* Start Data lines *

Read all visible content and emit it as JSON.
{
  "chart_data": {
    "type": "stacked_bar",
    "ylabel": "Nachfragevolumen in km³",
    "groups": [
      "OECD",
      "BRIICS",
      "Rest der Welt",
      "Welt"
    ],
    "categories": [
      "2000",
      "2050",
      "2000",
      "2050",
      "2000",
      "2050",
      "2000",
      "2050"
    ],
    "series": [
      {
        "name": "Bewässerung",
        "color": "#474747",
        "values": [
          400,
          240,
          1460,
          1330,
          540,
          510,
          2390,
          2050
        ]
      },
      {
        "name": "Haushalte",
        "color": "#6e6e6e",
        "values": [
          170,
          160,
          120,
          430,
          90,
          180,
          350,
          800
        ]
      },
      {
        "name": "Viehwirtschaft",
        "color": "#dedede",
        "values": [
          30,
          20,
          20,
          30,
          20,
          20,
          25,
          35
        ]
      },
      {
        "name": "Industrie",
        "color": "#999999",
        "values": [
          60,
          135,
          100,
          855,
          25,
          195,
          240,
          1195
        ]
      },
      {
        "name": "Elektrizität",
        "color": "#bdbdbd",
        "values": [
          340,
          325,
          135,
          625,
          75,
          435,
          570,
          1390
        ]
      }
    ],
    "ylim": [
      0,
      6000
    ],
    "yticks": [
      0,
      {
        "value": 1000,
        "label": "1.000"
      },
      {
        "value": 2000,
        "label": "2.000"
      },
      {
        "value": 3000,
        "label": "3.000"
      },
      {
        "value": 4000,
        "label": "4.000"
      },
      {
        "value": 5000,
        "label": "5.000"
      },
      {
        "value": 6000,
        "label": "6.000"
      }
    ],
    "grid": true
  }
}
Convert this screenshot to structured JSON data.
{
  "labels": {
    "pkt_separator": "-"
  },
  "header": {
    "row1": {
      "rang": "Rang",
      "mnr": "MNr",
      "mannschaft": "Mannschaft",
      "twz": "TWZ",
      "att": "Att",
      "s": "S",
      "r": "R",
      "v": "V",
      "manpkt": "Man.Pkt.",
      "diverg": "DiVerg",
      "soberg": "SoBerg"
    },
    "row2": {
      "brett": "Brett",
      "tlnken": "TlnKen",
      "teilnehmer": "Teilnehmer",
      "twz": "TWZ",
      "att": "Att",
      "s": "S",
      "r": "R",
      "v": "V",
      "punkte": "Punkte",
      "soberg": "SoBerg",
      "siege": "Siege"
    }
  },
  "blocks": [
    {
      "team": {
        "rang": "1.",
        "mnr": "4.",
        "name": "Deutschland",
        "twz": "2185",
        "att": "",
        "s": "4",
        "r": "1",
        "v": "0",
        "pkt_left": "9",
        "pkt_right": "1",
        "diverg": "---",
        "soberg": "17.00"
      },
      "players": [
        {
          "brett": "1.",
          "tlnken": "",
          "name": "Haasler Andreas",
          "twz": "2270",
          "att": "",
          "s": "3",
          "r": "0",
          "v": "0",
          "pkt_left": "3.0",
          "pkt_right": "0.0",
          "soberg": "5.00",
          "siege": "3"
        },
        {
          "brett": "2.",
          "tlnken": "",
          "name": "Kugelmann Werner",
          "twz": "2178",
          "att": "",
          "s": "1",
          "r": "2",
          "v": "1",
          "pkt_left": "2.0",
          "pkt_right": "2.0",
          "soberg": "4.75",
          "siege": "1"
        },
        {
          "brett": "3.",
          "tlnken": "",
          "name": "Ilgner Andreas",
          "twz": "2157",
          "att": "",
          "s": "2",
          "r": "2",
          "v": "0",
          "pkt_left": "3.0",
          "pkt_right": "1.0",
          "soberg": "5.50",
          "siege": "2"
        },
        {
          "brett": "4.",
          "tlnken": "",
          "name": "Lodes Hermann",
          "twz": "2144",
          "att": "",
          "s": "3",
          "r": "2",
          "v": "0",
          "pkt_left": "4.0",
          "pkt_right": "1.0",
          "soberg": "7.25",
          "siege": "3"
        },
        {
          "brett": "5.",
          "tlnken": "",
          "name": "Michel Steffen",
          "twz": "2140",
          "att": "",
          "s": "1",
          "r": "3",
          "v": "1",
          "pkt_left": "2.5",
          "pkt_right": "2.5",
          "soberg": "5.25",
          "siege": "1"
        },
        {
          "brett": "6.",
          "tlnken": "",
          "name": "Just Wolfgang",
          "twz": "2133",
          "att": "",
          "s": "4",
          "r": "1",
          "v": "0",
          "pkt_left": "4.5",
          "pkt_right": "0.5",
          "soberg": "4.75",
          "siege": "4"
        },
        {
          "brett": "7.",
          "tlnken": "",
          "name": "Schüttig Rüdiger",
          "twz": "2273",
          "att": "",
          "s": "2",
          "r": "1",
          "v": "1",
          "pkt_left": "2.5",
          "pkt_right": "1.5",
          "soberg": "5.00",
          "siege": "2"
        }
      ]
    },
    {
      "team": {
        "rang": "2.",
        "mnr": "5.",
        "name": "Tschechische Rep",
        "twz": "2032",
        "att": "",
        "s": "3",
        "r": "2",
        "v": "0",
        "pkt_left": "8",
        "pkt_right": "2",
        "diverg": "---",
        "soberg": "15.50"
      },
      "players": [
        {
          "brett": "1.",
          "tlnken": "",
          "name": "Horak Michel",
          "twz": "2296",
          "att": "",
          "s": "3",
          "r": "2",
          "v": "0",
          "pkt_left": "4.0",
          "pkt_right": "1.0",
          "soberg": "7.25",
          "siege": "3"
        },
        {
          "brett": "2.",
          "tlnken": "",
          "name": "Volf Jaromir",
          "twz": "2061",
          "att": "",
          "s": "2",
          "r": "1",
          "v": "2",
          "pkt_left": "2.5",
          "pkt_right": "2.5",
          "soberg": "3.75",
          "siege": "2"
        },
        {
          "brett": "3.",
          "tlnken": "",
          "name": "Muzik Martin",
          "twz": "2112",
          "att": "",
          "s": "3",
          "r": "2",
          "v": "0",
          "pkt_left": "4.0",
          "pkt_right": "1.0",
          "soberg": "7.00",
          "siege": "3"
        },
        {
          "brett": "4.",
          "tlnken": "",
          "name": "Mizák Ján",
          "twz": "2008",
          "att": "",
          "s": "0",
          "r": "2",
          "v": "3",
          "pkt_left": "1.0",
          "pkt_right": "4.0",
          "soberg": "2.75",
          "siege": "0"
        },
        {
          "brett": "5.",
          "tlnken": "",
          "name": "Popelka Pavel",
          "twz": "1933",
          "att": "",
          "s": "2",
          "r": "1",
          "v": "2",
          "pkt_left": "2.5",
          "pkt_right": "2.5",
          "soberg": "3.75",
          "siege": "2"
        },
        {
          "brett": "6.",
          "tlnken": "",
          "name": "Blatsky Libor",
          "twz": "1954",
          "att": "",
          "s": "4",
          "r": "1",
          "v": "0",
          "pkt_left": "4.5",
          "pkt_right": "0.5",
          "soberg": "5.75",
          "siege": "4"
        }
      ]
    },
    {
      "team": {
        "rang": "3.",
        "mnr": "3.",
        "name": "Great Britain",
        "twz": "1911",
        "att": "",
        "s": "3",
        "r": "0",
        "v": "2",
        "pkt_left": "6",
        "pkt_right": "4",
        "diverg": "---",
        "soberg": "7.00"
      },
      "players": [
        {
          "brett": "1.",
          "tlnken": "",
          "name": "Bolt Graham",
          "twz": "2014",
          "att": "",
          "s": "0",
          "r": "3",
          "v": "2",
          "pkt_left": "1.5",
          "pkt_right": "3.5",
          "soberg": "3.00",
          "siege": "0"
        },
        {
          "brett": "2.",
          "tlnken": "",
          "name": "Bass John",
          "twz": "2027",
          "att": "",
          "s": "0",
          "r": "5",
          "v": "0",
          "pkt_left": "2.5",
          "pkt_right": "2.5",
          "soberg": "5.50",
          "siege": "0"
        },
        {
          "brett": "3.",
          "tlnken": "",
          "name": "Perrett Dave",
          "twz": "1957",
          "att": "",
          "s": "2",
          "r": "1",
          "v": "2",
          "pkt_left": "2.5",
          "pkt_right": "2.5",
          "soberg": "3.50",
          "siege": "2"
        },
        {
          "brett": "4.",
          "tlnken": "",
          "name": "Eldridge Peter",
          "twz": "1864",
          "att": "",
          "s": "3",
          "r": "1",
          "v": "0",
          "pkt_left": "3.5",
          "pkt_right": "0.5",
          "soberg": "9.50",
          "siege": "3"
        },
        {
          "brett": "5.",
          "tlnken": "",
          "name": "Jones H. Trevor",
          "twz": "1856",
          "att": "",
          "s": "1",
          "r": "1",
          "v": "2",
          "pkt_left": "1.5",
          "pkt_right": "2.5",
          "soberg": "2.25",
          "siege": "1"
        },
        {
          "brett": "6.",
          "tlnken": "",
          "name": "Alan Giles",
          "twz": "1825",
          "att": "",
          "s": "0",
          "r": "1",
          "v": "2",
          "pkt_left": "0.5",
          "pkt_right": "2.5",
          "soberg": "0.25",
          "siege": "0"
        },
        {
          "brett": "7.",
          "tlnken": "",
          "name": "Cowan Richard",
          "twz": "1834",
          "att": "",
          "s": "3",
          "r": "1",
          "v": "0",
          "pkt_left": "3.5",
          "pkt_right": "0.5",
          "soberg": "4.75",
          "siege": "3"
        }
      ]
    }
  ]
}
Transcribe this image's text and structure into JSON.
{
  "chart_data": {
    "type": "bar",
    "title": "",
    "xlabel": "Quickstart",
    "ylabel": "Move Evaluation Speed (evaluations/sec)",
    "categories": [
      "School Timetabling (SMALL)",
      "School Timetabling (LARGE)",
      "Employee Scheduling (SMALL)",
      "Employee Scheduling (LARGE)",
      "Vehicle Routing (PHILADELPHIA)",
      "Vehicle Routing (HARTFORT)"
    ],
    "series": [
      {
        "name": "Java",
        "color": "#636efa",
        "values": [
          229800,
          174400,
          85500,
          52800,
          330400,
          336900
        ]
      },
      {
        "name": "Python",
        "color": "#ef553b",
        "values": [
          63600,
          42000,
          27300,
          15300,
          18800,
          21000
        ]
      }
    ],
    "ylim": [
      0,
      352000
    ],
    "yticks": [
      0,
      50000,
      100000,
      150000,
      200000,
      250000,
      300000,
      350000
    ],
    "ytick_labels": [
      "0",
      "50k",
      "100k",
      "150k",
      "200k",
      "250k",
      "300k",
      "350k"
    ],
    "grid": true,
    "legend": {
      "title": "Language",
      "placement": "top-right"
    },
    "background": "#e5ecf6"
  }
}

* End Data lines *

**Stated problem**
Give only the number of lines in the entries that contain "Timetabling".

**Result**
2